● **REQUEST**
From the entries that follow, list every line in which the string "Softlock" appears.

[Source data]
## Start

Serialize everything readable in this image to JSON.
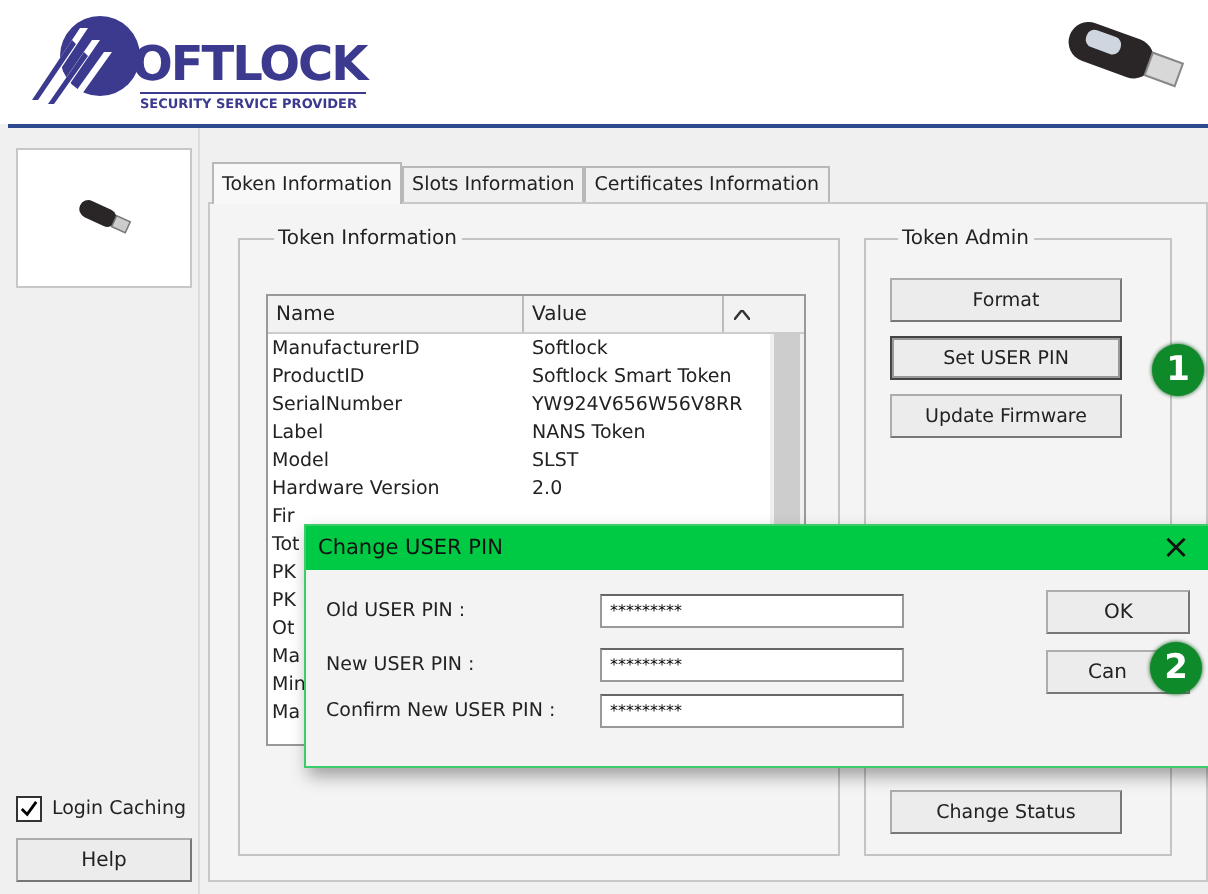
{
  "header": {
    "logo_text": "OFTLOCK",
    "logo_subtitle": "SECURITY SERVICE PROVIDER"
  },
  "sidebar": {
    "login_caching": {
      "label": "Login Caching",
      "checked": true
    },
    "help_button": "Help"
  },
  "tabs": [
    {
      "label": "Token Information",
      "selected": true
    },
    {
      "label": "Slots Information",
      "selected": false
    },
    {
      "label": "Certificates Information",
      "selected": false
    }
  ],
  "token_information": {
    "title": "Token Information",
    "columns": [
      "Name",
      "Value"
    ],
    "rows": [
      {
        "name": "ManufacturerID",
        "value": "Softlock"
      },
      {
        "name": "ProductID",
        "value": "Softlock Smart Token"
      },
      {
        "name": "SerialNumber",
        "value": "YW924V656W56V8RR"
      },
      {
        "name": "Label",
        "value": "NANS Token"
      },
      {
        "name": "Model",
        "value": "SLST"
      },
      {
        "name": "Hardware Version",
        "value": "2.0"
      },
      {
        "name": "Fir",
        "value": ""
      },
      {
        "name": "Tot",
        "value": ""
      },
      {
        "name": "PK",
        "value": ""
      },
      {
        "name": "PK",
        "value": ""
      },
      {
        "name": "Ot",
        "value": ""
      },
      {
        "name": "Ma",
        "value": ""
      },
      {
        "name": "Min",
        "value": ""
      },
      {
        "name": "Ma",
        "value": ""
      }
    ]
  },
  "token_admin": {
    "title": "Token Admin",
    "buttons": [
      {
        "label": "Format",
        "kind": "top",
        "focused": false
      },
      {
        "label": "Set USER PIN",
        "kind": "top",
        "focused": true
      },
      {
        "label": "Update Firmware",
        "kind": "top",
        "focused": false
      },
      {
        "label": "Change Status",
        "kind": "bottom",
        "focused": false
      }
    ]
  },
  "dialog": {
    "title": "Change USER PIN",
    "close": "×",
    "fields": [
      {
        "label": "Old USER PIN :",
        "value": "*********"
      },
      {
        "label": "New USER PIN :",
        "value": "*********"
      },
      {
        "label": "Confirm New USER PIN :",
        "value": "*********"
      }
    ],
    "buttons": [
      "OK",
      "Can"
    ]
  },
  "step_badges": [
    "1",
    "2"
  ]
}
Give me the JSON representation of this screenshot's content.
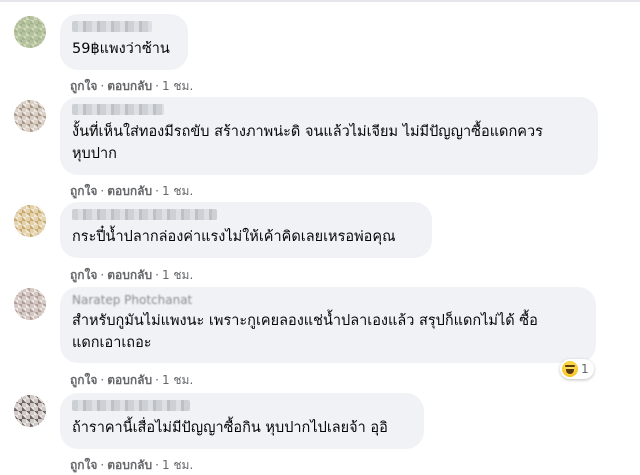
{
  "actions": {
    "like": "ถูกใจ",
    "reply": "ตอบกลับ",
    "time": "1 ชม.",
    "dot": "·"
  },
  "comments": [
    {
      "author": "",
      "text": "59฿แพงว่าซ้าน"
    },
    {
      "author": "",
      "text": "งั้นที่เห็นใส่ทองมีรถขับ สร้างภาพน่ะดิ จนแล้วไม่เจียม ไม่มีปัญญาซื้อแดกควร\nหุบปาก"
    },
    {
      "author": "",
      "text": "กระปี๋น้ำปลากล่องค่าแรงไม่ให้เค้าคิดเลยเหรอพ่อคุณ"
    },
    {
      "author": "Naratep Photchanat",
      "text": "สำหรับกูมันไม่แพงนะ เพราะกูเคยลองแช่น้ำปลาเองแล้ว สรุปก็แดกไม่ได้ ซื้อ\nแดกเอาเถอะ",
      "reaction_count": "1",
      "reaction_icon": "haha-reaction-icon"
    },
    {
      "author": "",
      "text": "ถ้าราคานี้เสื่อไม่มีปัญญาซื้อกิน หุบปากไปเลยจ้า อุอิ"
    }
  ]
}
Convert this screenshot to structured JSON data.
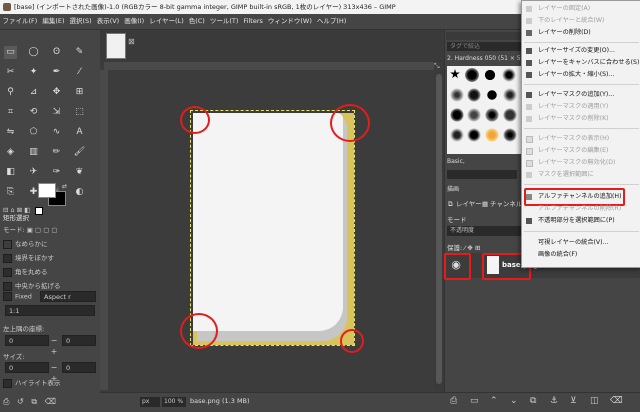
{
  "window": {
    "title": "[base] (インポートされた画像)-1.0 (RGBカラー 8-bit gamma integer, GIMP built-in sRGB, 1枚のレイヤー) 313x436 – GIMP"
  },
  "menubar": [
    "ファイル(F)",
    "編集(E)",
    "選択(S)",
    "表示(V)",
    "画像(I)",
    "レイヤー(L)",
    "色(C)",
    "ツール(T)",
    "Filters",
    "ウィンドウ(W)",
    "ヘルプ(H)"
  ],
  "tool_options": {
    "title": "矩形選択",
    "mode_label": "モード:",
    "antialias": "なめらかに",
    "feather": "境界をぼかす",
    "rounded": "角を丸める",
    "expand_center": "中央から拡げる",
    "fixed_label": "Fixed",
    "fixed_value": "Aspect r",
    "ratio": "1:1",
    "position_label": "左上隅の座標:",
    "pos_x": "0",
    "pos_y": "0",
    "size_label": "サイズ:",
    "size_w": "0",
    "size_h": "0",
    "highlight": "ハイライト表示"
  },
  "canvas": {
    "unit": "px",
    "zoom": "100 %",
    "status": "base.png (1.3 MB)"
  },
  "brushes": {
    "filter_placeholder": "タグで絞込",
    "current": "2. Hardness 050 (51 × 51)",
    "preset_label": "Basic,",
    "edit_label": "描画"
  },
  "layers": {
    "tabs": [
      "レイヤー",
      "チャンネル"
    ],
    "mode_label": "モード",
    "opacity_label": "不透明度",
    "lock_label": "保護:",
    "layer_name": "base.png"
  },
  "context_menu": {
    "items": [
      {
        "label": "レイヤーの固定(A)",
        "enabled": false
      },
      {
        "label": "下のレイヤーと統合(W)",
        "enabled": false
      },
      {
        "label": "レイヤーの削除(D)",
        "enabled": true
      },
      {
        "label": "レイヤーサイズの変更(O)...",
        "enabled": true
      },
      {
        "label": "レイヤーをキャンバスに合わせる(S)",
        "enabled": true
      },
      {
        "label": "レイヤーの拡大・縮小(S)...",
        "enabled": true
      },
      {
        "label": "レイヤーマスクの追加(Y)...",
        "enabled": true
      },
      {
        "label": "レイヤーマスクの適用(Y)",
        "enabled": false
      },
      {
        "label": "レイヤーマスクの削除(K)",
        "enabled": false
      },
      {
        "label": "レイヤーマスクの表示(H)",
        "enabled": false
      },
      {
        "label": "レイヤーマスクの編集(E)",
        "enabled": false
      },
      {
        "label": "レイヤーマスクの無効化(D)",
        "enabled": false
      },
      {
        "label": "マスクを選択範囲に",
        "enabled": false
      },
      {
        "label": "アルファチャンネルの追加(H)",
        "enabled": true
      },
      {
        "label": "アルファチャンネルの削除(R)",
        "enabled": false
      },
      {
        "label": "不透明部分を選択範囲に(P)",
        "enabled": true
      },
      {
        "label": "可視レイヤーの統合(V)...",
        "enabled": true
      },
      {
        "label": "画像の統合(F)",
        "enabled": true
      }
    ]
  },
  "colors": {
    "highlight": "#e31c1c",
    "panel": "#454545",
    "canvas_bg": "#3c3c3c",
    "menu_bg": "#f2f2f2"
  }
}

## End

● **EXERCISE RESULT**
        "value": "Softlock"
        "value": "Softlock Smart Token"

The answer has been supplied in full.